STATED EXERCISE: Report every line in the listing below where the string "Explanation" shows up.

--- START ---

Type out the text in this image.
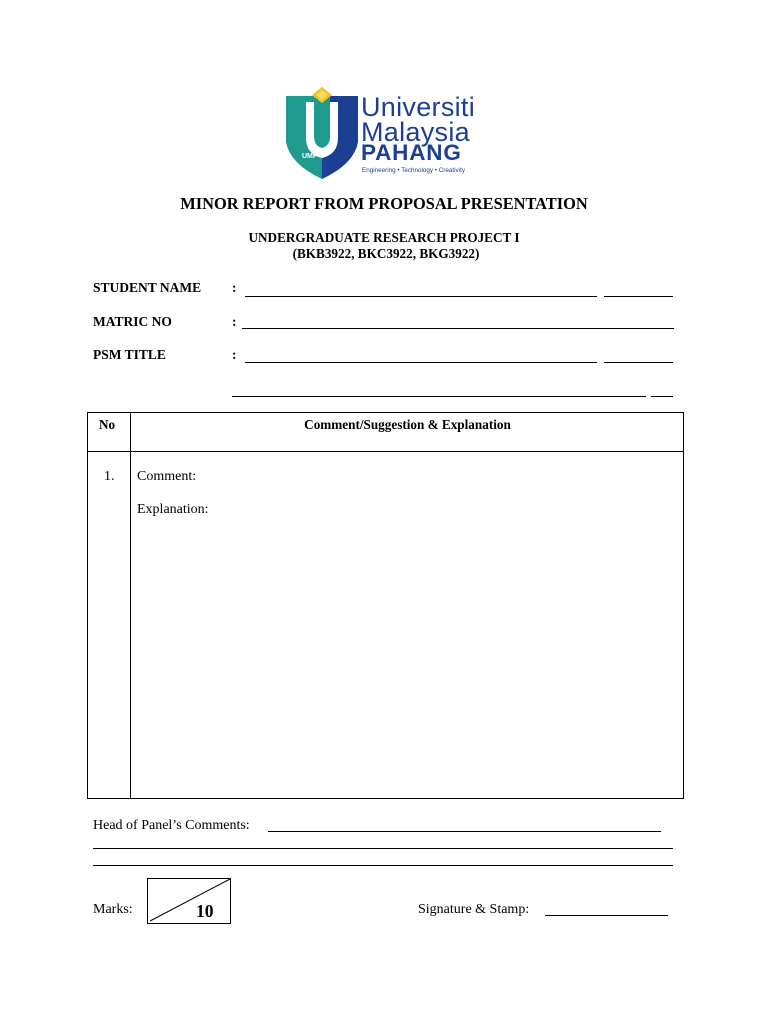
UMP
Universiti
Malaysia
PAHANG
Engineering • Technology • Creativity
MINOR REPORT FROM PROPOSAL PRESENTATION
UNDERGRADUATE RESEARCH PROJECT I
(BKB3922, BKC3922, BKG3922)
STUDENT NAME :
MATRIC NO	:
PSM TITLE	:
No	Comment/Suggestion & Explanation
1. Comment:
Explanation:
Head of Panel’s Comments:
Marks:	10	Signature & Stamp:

--- END ---

COMPLETED TASK:
No	Comment/Suggestion & Explanation
Explanation:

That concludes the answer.